Sec. 5. Nature of the Club
- The Club is an association of its Members and is not established for profit or gain.
- The Club shall be non-political, non-racial, and non-sectarian:
Sec. 6.Membership
- In compliance with the requirements of the Protection of Personal Information Act, the Secretary shall maintain 1 (one) Membership file, protected by password. This file to contain the personal data supplied to the Club by Members (New and Existing).
- Members will be asked to supply such data as requested by the Secretary (without obligation) to complete the file.
- Such data will consist of home address, e-mail address, telephone contact nos., details of Jaguar / Daimler vehicles owned and any special interests or skills that may be of use to the Club and Club Members.
- Conditions will be based on an ‘opt out’ basis and as such the Club will facilitate communication of data between Members unless previously requested by an individual Member.
- A separate copy of the Membership File will be downloaded onto a flash drive, or other electronic data storage medium, and kept securely by the Chairman.
- Type of Membership:
- Individual Membership entitling a Member to one vote at all Annual and Special General Meetings.
- Family Membership which will be open to couples entitling the couple to one vote only at all Annual and Special General Meetings.
- Country Membership which will be open to Members whose primary residence is a distance of 150 kilometres or more by radius from the Cape Town City Hall, entitling such a Member to one vote at all Annual and Special General Meetings.
- Overseas Membership which will be open to Members whose Primary Residential address is
outside the Republic of South Africa, entitling such a Member to one vote at all Annual and Special General Meetings.
- Individual, Family, Country, and Overseas Membership
- Any applicant applying for any of these Memberships shall be required to complete such
Membership Application Form and to follow such procedure as may be prescribed by the Committee from time to time. - The Committee in its sole discretion shall be entitled to refuse Membership to any applicant,
for any reason which it may regard as in the interest of the Club and the Members but shall not be obliged to provide reasons for such refusal. - Rights, duties, obligations, and privileges of this category of Membership shall become effective only after an application for Membership has been approved by the Committee, and after any annual subscriptions has been paid by the applicant.

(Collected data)
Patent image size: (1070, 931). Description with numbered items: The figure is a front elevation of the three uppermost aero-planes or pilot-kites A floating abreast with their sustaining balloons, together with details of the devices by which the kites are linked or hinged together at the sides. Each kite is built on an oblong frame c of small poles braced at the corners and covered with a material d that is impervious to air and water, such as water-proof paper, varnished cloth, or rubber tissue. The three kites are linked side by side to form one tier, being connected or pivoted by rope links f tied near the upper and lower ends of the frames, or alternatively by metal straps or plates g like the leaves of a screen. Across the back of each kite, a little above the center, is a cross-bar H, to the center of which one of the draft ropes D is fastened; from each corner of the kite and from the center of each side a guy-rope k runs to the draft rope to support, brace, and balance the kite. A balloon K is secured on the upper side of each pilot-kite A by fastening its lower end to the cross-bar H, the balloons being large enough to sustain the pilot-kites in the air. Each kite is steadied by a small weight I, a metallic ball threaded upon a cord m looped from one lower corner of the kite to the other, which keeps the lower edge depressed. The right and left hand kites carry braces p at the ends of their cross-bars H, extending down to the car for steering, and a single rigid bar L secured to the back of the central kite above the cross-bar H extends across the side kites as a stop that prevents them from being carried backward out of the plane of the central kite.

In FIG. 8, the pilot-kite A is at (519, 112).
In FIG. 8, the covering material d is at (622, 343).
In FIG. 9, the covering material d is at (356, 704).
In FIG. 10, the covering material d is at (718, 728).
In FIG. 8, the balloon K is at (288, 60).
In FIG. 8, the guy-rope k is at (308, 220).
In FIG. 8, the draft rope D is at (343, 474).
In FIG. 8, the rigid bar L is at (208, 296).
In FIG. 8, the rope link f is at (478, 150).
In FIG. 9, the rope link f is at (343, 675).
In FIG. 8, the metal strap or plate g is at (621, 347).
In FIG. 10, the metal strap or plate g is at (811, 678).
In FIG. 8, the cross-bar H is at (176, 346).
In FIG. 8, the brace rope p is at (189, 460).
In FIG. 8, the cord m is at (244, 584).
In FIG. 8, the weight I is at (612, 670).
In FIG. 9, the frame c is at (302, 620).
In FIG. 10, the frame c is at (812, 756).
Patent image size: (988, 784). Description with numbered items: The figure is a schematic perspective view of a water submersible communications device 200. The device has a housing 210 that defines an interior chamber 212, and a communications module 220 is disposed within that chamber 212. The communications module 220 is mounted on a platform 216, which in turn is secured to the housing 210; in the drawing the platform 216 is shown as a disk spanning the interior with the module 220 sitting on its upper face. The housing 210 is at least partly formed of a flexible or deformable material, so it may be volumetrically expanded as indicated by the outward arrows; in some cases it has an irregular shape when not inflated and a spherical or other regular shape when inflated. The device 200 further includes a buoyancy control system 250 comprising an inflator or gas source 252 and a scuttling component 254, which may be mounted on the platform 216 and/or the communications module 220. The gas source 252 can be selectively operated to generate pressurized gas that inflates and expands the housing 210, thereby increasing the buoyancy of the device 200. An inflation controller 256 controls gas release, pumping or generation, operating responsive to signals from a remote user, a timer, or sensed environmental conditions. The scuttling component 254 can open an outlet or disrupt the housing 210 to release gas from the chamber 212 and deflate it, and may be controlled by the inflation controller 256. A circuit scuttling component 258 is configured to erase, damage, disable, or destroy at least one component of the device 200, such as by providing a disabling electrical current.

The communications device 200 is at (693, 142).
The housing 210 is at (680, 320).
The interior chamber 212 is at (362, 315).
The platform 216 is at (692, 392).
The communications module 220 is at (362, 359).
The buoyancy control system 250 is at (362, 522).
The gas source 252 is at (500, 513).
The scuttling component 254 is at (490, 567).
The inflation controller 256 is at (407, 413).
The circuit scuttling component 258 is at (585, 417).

WRITTEN PROBLEM 1
According to the club constitution excerpt, who keeps the separate copy of the Membership File?
WRITTEN PROBLEM 2
Write what comes next in the club constitution excerpt that precedes the listing, picking up after its final sentence.

EXERCISE ANSWER 1
The Chairman.

EXERCISE ANSWER 2
- Any applicant applying for any of these Memberships shall be required to complete such
- Honorary Life Membership
- Honorary Life Membership is open to a Member who has rendered or may render exceptional and outstanding service to the Club.
- Any Member may propose any other Member for Honorary Life Membership.
- Nomination for Honorary Life Membership shall be sent to the Chairman of the Committee in writing and shall be proposed and seconded by Members.
- Nomination for Honorary Life Membership shall be considered at the next Annual General Meeting and must be approved by a majority of Members present at the Annual General Meeting or by proxy.
- Honorary Life Members shall not be obliged to pay the annual subscription.
- Honorary Membership
- Any Committee Member may nominate a Person for Honorary Membership.
- Nomination for Honorary Membership shall be sent to the Chairman of the Committee in writing.
- Nomination for Honorary Membership shall be considered at a Committee Meeting and must be approved by a majority of Committee Members present or by proxy.
- Honorary Membership shall be valid for 1 (one) year but may be renewed for further periods not exceeding 1 (one) year at a time at the discretion of the Committee.
- Honorary Members shall not be obliged to pay the annual subscription.
- Proof of Membership and Rules
- Each Member shall be issued with a Name Badge. A Member may request written proof of a Membership specifying the category of Membership and, where applicable, the expiry-date of the Membership.
- All Members, including Honorary Life and Honorary Members shall be subject to all the provisions of this Constitution.
Sec. 7. Entrance fee and Annual Subscriptions
- Entrance Fee
- An Entrance Fee shall be payable by the Individual, Family, Country and Overseas Members upon admission to Membership of the Club.
- The Entrance Fee shall be recommended by the Committee and approved each year by Members at the Annual General Meeting by a majority vote.
- The Entrance Fee is not refundable upon termination of Membership.
- Annual Subscription
- The Annual Subscription is the amount paid annually by all Members, except Honorary Life and Honorary Members.
- The Annual Subscription shall be determined by the Committee but limited to a maximum
increase of not more than 15% per year. The Annual Subscription determined by the
Committee shall be ratified at the next Annual General Meeting. Any Annual Subscription increase exceeding 15% per year shall be approved by Members at the Annual General Meeting. - New Members joining during a subscription year, which runs from January 1 to 31 December, will be charged a calculated pro-rata monthly subscription fee.
- Annual Subscriptions shall be due on January 1st of each year.
Sec. 8. Termination of Membership
- Members, whose subscriptions are 3 (three) months in arrears shall automatically cease to be a Member. On re-application for Membership the applicant shall pay a full year’s subscription if the application is made in the year in which the applicant ceased to be a Member. A new Entrance Fee and subscription fee shall be payable, if the Member applies for Membership in any subsequent year.
- In the event of Membership of the Club ceasing or being terminated for any reason whatsoever it will be the obligation of the ex-Member to return to the club any trophies and/or any other club property in their possession.
- Should a Member resign from the Club during a calendar year there will be no pro-rata refund of the subscription.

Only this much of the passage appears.